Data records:

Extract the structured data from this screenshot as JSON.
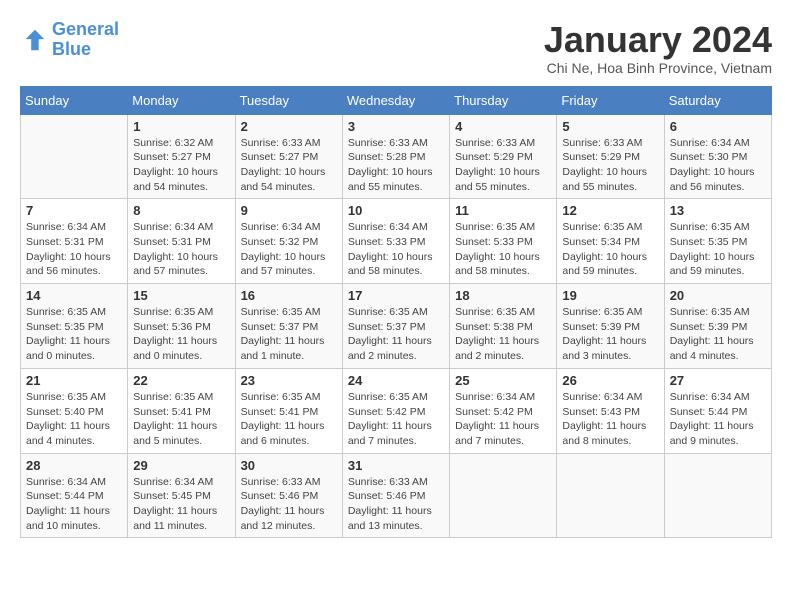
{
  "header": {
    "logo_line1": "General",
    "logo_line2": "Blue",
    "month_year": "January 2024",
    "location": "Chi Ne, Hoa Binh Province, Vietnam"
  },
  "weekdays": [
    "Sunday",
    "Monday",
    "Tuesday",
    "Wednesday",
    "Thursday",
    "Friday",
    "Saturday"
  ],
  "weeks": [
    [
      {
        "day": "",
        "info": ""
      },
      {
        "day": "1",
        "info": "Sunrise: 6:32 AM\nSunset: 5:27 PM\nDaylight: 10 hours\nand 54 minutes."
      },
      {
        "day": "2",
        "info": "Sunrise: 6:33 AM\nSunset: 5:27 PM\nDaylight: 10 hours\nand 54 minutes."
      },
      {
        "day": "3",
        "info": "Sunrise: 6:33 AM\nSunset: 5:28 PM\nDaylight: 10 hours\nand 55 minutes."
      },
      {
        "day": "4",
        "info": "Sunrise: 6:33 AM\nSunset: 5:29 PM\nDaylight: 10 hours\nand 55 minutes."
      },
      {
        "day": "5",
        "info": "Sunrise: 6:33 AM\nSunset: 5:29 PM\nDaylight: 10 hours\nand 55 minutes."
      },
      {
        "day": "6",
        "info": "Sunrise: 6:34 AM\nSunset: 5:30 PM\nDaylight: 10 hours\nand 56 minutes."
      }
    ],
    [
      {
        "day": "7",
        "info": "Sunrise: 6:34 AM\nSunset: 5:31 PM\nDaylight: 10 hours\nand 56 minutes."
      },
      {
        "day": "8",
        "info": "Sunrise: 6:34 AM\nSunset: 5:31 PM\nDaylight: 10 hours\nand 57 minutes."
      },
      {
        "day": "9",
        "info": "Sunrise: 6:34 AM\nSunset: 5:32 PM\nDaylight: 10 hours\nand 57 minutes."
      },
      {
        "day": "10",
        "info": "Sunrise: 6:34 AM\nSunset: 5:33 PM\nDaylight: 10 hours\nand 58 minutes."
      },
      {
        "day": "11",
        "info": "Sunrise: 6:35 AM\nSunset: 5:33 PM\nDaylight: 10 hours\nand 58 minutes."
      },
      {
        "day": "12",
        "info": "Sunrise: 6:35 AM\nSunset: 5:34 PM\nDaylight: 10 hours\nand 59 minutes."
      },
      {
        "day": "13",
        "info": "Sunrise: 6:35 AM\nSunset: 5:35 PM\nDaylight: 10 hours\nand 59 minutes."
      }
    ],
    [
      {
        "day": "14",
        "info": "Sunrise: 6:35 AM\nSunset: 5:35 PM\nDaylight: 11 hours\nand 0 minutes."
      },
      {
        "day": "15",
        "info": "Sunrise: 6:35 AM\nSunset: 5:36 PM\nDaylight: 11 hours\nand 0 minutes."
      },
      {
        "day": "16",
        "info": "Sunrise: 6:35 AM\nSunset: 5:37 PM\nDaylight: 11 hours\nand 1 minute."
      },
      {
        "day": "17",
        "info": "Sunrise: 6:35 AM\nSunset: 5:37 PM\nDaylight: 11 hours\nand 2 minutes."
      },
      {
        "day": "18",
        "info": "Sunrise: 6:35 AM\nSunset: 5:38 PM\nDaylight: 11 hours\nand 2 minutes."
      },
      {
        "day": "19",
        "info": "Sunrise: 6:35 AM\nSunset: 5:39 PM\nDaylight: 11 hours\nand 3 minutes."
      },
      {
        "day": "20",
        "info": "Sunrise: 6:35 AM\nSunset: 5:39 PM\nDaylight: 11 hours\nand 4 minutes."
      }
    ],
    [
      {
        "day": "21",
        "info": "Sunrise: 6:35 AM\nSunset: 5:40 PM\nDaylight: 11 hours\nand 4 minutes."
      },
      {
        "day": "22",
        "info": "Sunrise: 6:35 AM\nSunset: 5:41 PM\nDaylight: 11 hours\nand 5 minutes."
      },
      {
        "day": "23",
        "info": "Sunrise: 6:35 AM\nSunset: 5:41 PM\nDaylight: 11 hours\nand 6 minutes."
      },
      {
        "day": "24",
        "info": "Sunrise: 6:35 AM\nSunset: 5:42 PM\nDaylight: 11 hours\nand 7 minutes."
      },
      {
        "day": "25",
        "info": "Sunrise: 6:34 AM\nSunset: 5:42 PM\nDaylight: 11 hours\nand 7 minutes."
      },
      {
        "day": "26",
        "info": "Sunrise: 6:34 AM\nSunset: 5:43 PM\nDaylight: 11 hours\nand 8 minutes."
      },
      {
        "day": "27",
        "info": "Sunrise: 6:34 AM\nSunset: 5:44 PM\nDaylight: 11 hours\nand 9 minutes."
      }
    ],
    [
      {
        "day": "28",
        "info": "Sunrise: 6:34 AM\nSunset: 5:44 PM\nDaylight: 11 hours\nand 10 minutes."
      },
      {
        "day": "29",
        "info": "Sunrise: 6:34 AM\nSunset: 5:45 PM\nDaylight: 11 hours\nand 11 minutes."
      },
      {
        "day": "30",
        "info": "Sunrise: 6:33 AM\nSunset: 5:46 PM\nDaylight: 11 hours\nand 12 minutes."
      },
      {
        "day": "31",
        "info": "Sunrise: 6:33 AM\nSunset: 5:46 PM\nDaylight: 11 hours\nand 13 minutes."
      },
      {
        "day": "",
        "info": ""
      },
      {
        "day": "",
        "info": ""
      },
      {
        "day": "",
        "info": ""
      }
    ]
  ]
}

==

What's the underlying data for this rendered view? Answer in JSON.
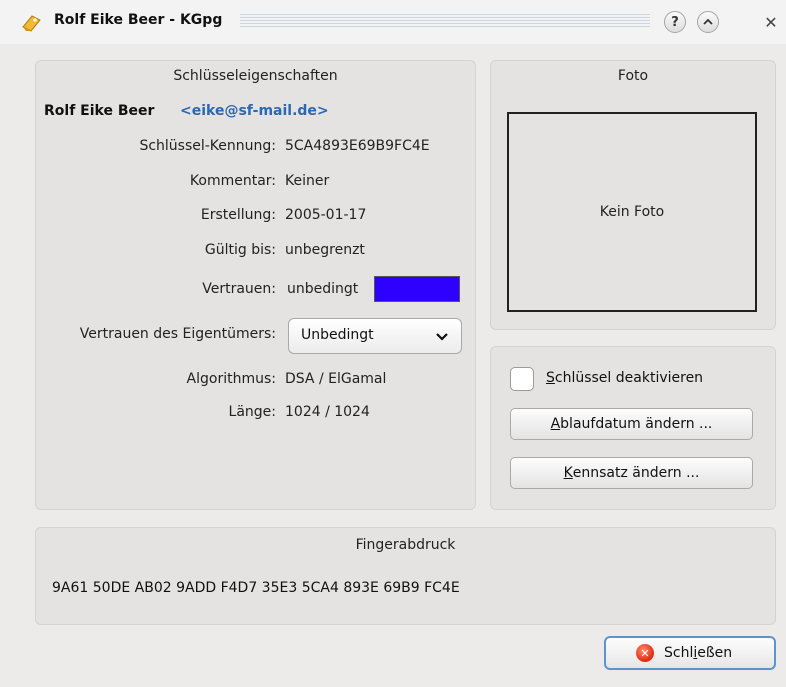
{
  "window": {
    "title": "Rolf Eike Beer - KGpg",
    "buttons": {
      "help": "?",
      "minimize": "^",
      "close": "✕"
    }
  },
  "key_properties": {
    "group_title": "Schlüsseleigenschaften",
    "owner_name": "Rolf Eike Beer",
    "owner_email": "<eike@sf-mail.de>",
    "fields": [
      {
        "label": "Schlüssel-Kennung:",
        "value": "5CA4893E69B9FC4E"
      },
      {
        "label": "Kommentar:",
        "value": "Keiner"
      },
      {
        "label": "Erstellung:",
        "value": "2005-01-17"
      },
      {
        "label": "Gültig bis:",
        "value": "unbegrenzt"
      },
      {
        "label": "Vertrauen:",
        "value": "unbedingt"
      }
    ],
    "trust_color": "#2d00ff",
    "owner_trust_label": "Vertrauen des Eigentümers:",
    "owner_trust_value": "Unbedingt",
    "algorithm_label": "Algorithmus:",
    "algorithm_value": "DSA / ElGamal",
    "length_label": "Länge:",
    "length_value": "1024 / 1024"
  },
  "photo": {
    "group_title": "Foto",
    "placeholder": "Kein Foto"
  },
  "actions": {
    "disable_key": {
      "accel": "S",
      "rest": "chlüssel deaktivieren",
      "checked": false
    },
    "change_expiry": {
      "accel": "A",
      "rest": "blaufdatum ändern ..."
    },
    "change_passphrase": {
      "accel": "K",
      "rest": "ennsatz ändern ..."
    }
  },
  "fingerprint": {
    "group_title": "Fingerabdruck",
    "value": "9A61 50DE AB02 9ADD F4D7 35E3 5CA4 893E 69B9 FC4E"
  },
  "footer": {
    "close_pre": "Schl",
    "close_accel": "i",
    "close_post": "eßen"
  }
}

INSTRUCTIONS FOR THE TASK: Tally how many lines in the material above hold the word "Vertrauen". Write only that number.

ANSWER TO THE TASK: 2